-- start of Extracted material --

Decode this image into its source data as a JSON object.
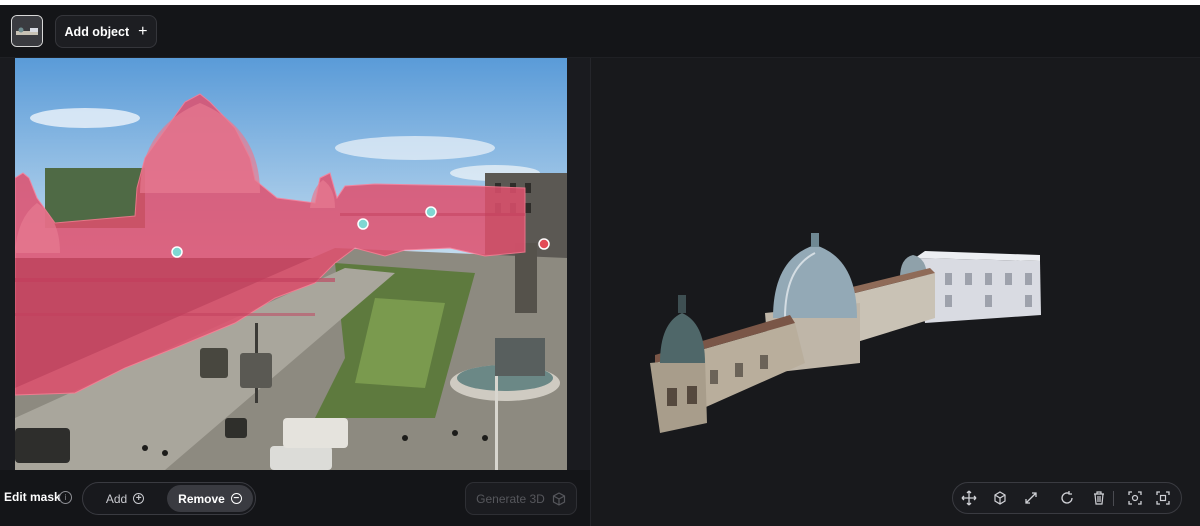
{
  "toolbar": {
    "thumbnail_icon": "object-thumbnail-icon",
    "add_object_label": "Add object",
    "add_object_icon": "+"
  },
  "mask_panel": {
    "edit_mask_label": "Edit mask",
    "info_icon": "i",
    "add_label": "Add",
    "add_icon": "+",
    "remove_label": "Remove",
    "remove_icon": "−",
    "selected_mode": "Remove",
    "generate_label": "Generate 3D",
    "generate_icon": "cube-icon"
  },
  "viewer_toolbar": {
    "tools": [
      "move-icon",
      "rotate-object-icon",
      "scale-icon",
      "reset-icon",
      "delete-icon",
      "focus-icon",
      "frame-icon"
    ]
  },
  "colors": {
    "mask": "#e0506e",
    "accent": "#ffffff",
    "background": "#141518"
  }
}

-- end of Extracted material --

(What is needed): Omit the pictures and restate the rest of the records verbatim.

(Task response):
Decode this image into its source data as a JSON object.
{
  "toolbar": {
    "thumbnail_icon": "object-thumbnail-icon",
    "add_object_label": "Add object",
    "add_object_icon": "+"
  },
  "mask_panel": {
    "edit_mask_label": "Edit mask",
    "info_icon": "i",
    "add_label": "Add",
    "add_icon": "+",
    "remove_label": "Remove",
    "remove_icon": "−",
    "selected_mode": "Remove",
    "generate_label": "Generate 3D",
    "generate_icon": "cube-icon"
  },
  "viewer_toolbar": {
    "tools": [
      "move-icon",
      "rotate-object-icon",
      "scale-icon",
      "reset-icon",
      "delete-icon",
      "focus-icon",
      "frame-icon"
    ]
  },
  "colors": {
    "mask": "#e0506e",
    "accent": "#ffffff",
    "background": "#141518"
  }
}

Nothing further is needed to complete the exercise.